- [Exercise]:
Quote all entries in full, exactly.

- [Supplied material]:
-- begin --

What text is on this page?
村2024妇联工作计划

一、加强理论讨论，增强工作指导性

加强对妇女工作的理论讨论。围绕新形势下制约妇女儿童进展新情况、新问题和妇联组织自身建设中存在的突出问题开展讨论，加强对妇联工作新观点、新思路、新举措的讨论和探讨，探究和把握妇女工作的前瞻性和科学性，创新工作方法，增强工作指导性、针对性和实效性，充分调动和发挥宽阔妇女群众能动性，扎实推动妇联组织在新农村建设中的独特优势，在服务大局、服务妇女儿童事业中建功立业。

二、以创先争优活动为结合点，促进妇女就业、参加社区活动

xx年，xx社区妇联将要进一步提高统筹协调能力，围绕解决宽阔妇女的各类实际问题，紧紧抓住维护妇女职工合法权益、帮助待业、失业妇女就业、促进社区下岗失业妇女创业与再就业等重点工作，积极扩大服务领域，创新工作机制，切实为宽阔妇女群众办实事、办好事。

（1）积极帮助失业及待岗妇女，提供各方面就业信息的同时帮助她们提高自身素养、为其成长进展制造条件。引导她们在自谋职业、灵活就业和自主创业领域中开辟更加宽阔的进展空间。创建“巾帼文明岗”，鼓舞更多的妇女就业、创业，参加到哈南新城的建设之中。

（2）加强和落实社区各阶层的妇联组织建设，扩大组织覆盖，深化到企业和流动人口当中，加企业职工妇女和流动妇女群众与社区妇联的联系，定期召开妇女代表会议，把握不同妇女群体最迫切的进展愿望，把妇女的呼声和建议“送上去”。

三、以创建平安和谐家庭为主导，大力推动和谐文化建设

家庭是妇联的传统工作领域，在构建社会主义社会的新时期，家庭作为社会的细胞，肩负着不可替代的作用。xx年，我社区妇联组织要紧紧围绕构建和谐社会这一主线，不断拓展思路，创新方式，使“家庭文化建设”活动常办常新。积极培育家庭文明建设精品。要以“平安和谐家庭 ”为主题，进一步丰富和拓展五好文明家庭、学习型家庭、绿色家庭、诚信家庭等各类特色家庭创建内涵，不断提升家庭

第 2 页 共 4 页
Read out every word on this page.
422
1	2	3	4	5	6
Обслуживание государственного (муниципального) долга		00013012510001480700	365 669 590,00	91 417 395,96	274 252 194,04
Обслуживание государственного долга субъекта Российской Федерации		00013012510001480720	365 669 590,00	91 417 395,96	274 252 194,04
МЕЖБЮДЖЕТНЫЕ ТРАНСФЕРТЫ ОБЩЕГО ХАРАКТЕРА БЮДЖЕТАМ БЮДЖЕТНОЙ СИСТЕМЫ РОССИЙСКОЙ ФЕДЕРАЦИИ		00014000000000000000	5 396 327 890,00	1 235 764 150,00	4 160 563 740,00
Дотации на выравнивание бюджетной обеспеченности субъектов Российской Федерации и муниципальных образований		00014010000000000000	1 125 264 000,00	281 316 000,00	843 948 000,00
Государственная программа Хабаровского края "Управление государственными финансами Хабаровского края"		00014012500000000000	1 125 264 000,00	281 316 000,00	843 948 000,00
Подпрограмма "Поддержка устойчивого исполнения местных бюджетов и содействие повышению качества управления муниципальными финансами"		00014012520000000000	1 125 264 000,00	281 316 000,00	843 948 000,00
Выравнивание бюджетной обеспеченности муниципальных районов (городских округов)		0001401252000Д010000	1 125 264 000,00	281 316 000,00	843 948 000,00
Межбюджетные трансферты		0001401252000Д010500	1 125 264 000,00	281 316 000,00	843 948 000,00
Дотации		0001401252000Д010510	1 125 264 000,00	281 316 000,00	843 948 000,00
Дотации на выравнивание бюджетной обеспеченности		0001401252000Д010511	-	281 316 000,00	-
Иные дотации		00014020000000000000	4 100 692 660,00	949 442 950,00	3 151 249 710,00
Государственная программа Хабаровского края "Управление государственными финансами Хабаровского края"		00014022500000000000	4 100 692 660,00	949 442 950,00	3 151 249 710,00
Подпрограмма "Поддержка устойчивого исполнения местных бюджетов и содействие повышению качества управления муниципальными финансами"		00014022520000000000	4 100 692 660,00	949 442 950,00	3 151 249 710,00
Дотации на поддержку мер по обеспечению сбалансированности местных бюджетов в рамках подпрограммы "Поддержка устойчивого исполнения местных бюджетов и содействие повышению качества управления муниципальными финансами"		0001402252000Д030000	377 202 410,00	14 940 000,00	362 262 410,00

-- end --

- [Task solution]:
What text is on this page?
村2024妇联工作计划

一、加强理论讨论，增强工作指导性

加强对妇女工作的理论讨论。围绕新形势下制约妇女儿童进展新情况、新问题和妇联组织自身建设中存在的突出问题开展讨论，加强对妇联工作新观点、新思路、新举措的讨论和探讨，探究和把握妇女工作的前瞻性和科学性，创新工作方法，增强工作指导性、针对性和实效性，充分调动和发挥宽阔妇女群众能动性，扎实推动妇联组织在新农村建设中的独特优势，在服务大局、服务妇女儿童事业中建功立业。

二、以创先争优活动为结合点，促进妇女就业、参加社区活动

xx年，xx社区妇联将要进一步提高统筹协调能力，围绕解决宽阔妇女的各类实际问题，紧紧抓住维护妇女职工合法权益、帮助待业、失业妇女就业、促进社区下岗失业妇女创业与再就业等重点工作，积极扩大服务领域，创新工作机制，切实为宽阔妇女群众办实事、办好事。

（1）积极帮助失业及待岗妇女，提供各方面就业信息的同时帮助她们提高自身素养、为其成长进展制造条件。引导她们在自谋职业、灵活就业和自主创业领域中开辟更加宽阔的进展空间。创建“巾帼文明岗”，鼓舞更多的妇女就业、创业，参加到哈南新城的建设之中。

（2）加强和落实社区各阶层的妇联组织建设，扩大组织覆盖，深化到企业和流动人口当中，加企业职工妇女和流动妇女群众与社区妇联的联系，定期召开妇女代表会议，把握不同妇女群体最迫切的进展愿望，把妇女的呼声和建议“送上去”。

三、以创建平安和谐家庭为主导，大力推动和谐文化建设

家庭是妇联的传统工作领域，在构建社会主义社会的新时期，家庭作为社会的细胞，肩负着不可替代的作用。xx年，我社区妇联组织要紧紧围绕构建和谐社会这一主线，不断拓展思路，创新方式，使“家庭文化建设”活动常办常新。积极培育家庭文明建设精品。要以“平安和谐家庭 ”为主题，进一步丰富和拓展五好文明家庭、学习型家庭、绿色家庭、诚信家庭等各类特色家庭创建内涵，不断提升家庭

第 2 页 共 4 页
Read out every word on this page.
422
1	2	3	4	5	6
Обслуживание государственного (муниципального) долга		00013012510001480700	365 669 590,00	91 417 395,96	274 252 194,04
Обслуживание государственного долга субъекта Российской Федерации		00013012510001480720	365 669 590,00	91 417 395,96	274 252 194,04
МЕЖБЮДЖЕТНЫЕ ТРАНСФЕРТЫ ОБЩЕГО ХАРАКТЕРА БЮДЖЕТАМ БЮДЖЕТНОЙ СИСТЕМЫ РОССИЙСКОЙ ФЕДЕРАЦИИ		00014000000000000000	5 396 327 890,00	1 235 764 150,00	4 160 563 740,00
Дотации на выравнивание бюджетной обеспеченности субъектов Российской Федерации и муниципальных образований		00014010000000000000	1 125 264 000,00	281 316 000,00	843 948 000,00
Государственная программа Хабаровского края "Управление государственными финансами Хабаровского края"		00014012500000000000	1 125 264 000,00	281 316 000,00	843 948 000,00
Подпрограмма "Поддержка устойчивого исполнения местных бюджетов и содействие повышению качества управления муниципальными финансами"		00014012520000000000	1 125 264 000,00	281 316 000,00	843 948 000,00
Выравнивание бюджетной обеспеченности муниципальных районов (городских округов)		0001401252000Д010000	1 125 264 000,00	281 316 000,00	843 948 000,00
Межбюджетные трансферты		0001401252000Д010500	1 125 264 000,00	281 316 000,00	843 948 000,00
Дотации		0001401252000Д010510	1 125 264 000,00	281 316 000,00	843 948 000,00
Дотации на выравнивание бюджетной обеспеченности		0001401252000Д010511	-	281 316 000,00	-
Иные дотации		00014020000000000000	4 100 692 660,00	949 442 950,00	3 151 249 710,00
Государственная программа Хабаровского края "Управление государственными финансами Хабаровского края"		00014022500000000000	4 100 692 660,00	949 442 950,00	3 151 249 710,00
Подпрограмма "Поддержка устойчивого исполнения местных бюджетов и содействие повышению качества управления муниципальными финансами"		00014022520000000000	4 100 692 660,00	949 442 950,00	3 151 249 710,00
Дотации на поддержку мер по обеспечению сбалансированности местных бюджетов в рамках подпрограммы "Поддержка устойчивого исполнения местных бюджетов и содействие повышению качества управления муниципальными финансами"		0001402252000Д030000	377 202 410,00	14 940 000,00	362 262 410,00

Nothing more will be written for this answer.